▶ Brano da leggere:
____________
A MONTEMITRO CI PENSERA’ LA MAGIA DEL LUOGO A DIRE NO ALL’EOLICO SELVAGGIO


Un posto magico, quello incontrato ieri a Montemitro e vissuto con altre decine di persone, per dire NO alla installazione di pali e pale eliche poco sopra, in cima al monte, e sulla cima del monte di fronte, dove si racconta il primo insediamento delle genti arrivate dalla Croazia, in cerca di quella pace che la loro terra aveva perso.
Non più di duemila quelli che, nel Molise, parlano ancora la lingua portata qui dai loro avi, a rappresentare la più piccola comunità linguistica presente in Italia.
Ci siamo radunati, per parlare di pali e pale eoliche, sul piazzale di una casa poco sotto la cima di quel monte che io, dalla mia casa sul “Monte” di Larino, vedo collocato tra Montefalcone del Sannio e San Felice del Molise.  
Un luogo magico che, come raccontavo a Rocco Cirino, l’animatore degli insegnanti di geografia che da sempre si batte per la bellezza e le bontà di questo nostro Molise, la mia piccola Canon si è rifiutata di fotografare per non profanare la sacralità del luogo e del momento in cui il sole si preparava al tramonto sui Monti dell’Abruzzo che erano lì, di fronte. La sensazione di poterli toccare con la mano, e vedere, sotto di noi, una gola profonda, accompagnata da veli di nebbie a significare il mistero dei luoghi, scendeva, sulla destra dell’antico centro della cittadina di origine slava, per tuffarsi nel Trigno.
Verso oriente la sagoma non lontana di un altro centro stupendo di origine croata, qual è San Felice del Molise; il tracciato del tratturo Ateleta – Biferno, che passa per Acquaviva Collecroci, il terzo centro di origine croata, e, poi, un mare di onde verdi di boschi sopra una campagna composta di seminativi, viti e olivi che andavano verso Monte Mauro.
____________
▶ Estratto dalla fonte:
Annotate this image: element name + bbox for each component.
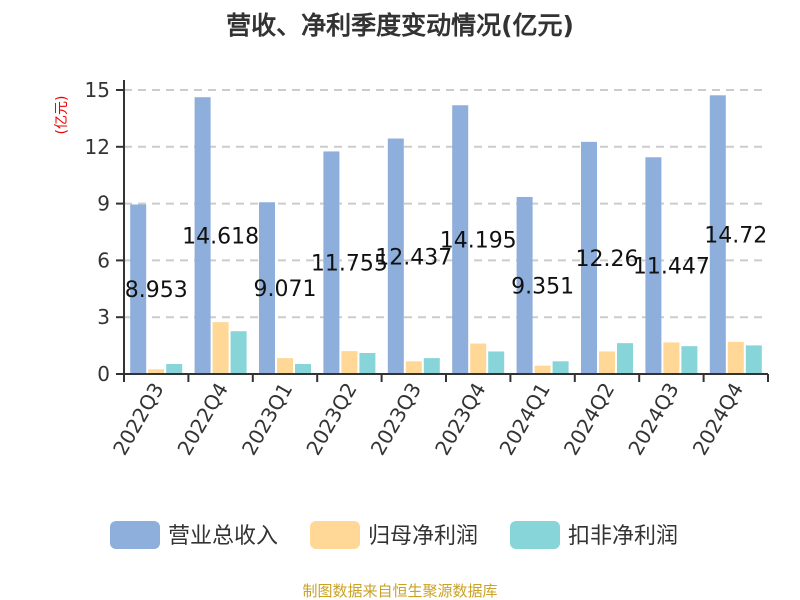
____________
▶ Istruzioni:
1. Ripeti parola per parola la parte del brano su Montemitro che comincia con "A MONTEMITRO CI" e prosegue fino a "terra aveva perso.".
2. Prosegui il brano su Montemitro e l'eolico a partire dall'ultima frase riportata.
Il materiale non ha alcun legame con il brano.

▶ Elenco risposte:
1.
A MONTEMITRO CI PENSERA’ LA MAGIA DEL LUOGO A DIRE NO ALL’EOLICO SELVAGGIO


Un posto magico, quello incontrato ieri a Montemitro e vissuto con altre decine di persone, per dire NO alla installazione di pali e pale eliche poco sopra, in cima al monte, e sulla cima del monte di fronte, dove si racconta il primo insediamento delle genti arrivate dalla Croazia, in cerca di quella pace che la loro terra aveva perso.

2.
Un luogo che ogni molisano dovrebbe visitare per convincersi che il paesaggio è uno straordinario valore di questo Molise, e lo è, per le emozioni che ti dà e, ancor più, per quelle che potrebbe dare a un visitatore invitato domani dai giovani di una cooperativa sociale, Diversessere, che hanno scelto questo luogo come sogno del loro futuro di coltivatori, animatori e promotori del territorio. Un visitatore che, una volta arrivato qui, solo se costretto da richiami più forti, decide di andar via e tornare là dove la solitudine è ancora più sentita stando con un numero di sconosciuti, i paesaggi sono palazzi tutti uguali e i suoni sono rumori assordanti di una frenesia che non trova pace.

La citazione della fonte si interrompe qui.